> Exercise details: How many lines in the records below contain the string "盈利预测和财务指标", with case counting? Reply with the number alone.

> Data for this exercise:
---------------
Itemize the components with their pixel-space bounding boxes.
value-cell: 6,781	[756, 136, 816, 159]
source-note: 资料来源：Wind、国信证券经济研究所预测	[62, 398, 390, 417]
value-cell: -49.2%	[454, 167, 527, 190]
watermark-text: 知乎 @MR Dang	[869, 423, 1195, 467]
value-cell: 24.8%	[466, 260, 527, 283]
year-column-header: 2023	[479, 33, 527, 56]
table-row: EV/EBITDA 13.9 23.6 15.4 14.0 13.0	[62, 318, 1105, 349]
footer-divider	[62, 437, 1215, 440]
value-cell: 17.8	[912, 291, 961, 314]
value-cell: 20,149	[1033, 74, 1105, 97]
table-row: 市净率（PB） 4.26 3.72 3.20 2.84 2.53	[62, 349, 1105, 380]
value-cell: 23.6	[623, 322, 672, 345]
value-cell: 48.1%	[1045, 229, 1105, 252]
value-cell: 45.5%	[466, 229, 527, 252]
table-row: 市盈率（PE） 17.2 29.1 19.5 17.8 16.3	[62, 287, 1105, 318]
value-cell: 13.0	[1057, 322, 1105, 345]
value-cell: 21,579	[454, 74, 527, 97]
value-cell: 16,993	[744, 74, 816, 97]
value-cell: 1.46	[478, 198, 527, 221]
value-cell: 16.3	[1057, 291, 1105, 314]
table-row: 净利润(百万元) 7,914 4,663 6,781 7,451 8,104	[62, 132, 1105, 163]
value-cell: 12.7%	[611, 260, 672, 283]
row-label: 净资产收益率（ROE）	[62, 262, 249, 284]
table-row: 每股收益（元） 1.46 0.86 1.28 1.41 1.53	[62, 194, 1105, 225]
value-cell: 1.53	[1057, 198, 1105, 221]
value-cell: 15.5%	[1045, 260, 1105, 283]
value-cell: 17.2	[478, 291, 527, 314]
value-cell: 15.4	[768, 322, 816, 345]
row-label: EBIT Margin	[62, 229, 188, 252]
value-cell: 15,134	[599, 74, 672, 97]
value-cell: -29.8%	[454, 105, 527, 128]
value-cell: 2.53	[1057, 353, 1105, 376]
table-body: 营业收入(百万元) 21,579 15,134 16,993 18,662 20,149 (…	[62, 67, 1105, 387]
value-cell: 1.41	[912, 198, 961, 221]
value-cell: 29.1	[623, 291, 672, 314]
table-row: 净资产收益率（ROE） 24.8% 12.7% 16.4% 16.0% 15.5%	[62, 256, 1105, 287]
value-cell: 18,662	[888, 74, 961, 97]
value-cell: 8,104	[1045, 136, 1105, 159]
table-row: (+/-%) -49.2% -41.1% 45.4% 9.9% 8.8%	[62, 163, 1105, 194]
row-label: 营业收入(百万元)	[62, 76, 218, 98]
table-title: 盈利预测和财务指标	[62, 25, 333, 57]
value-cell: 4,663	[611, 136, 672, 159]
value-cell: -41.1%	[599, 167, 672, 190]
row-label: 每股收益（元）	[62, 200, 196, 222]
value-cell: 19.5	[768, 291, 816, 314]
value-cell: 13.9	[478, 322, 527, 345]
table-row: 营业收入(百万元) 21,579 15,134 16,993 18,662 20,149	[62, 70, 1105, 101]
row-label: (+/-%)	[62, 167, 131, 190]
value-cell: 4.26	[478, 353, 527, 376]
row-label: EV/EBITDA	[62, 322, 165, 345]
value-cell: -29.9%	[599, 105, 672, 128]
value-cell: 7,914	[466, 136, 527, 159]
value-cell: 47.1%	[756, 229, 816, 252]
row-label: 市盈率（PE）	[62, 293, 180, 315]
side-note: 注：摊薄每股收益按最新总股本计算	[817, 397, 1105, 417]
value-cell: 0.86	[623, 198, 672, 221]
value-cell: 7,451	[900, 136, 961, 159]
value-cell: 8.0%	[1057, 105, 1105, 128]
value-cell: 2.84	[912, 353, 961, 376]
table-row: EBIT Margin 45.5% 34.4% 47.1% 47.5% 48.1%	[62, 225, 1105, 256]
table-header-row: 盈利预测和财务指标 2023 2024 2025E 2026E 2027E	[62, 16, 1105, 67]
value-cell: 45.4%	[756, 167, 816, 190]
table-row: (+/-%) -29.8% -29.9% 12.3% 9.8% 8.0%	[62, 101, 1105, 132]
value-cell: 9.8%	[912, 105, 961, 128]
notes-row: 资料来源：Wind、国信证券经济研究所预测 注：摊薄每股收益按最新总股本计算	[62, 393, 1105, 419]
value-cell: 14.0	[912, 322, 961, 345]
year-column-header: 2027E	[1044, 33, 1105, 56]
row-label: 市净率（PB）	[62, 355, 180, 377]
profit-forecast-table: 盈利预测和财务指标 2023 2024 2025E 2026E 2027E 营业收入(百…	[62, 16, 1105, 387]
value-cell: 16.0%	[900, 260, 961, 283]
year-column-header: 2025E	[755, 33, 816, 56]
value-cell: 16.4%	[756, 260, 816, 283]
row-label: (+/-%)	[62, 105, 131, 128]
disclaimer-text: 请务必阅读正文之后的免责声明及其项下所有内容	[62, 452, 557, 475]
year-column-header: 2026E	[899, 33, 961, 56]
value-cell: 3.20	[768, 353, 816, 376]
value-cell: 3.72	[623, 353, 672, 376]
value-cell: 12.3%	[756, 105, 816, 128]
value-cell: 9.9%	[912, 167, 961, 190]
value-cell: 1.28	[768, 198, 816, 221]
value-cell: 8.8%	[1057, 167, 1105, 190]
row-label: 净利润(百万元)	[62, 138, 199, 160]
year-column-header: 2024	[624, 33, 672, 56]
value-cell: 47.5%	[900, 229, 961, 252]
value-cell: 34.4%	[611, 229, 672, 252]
---------------
> Answer below: 3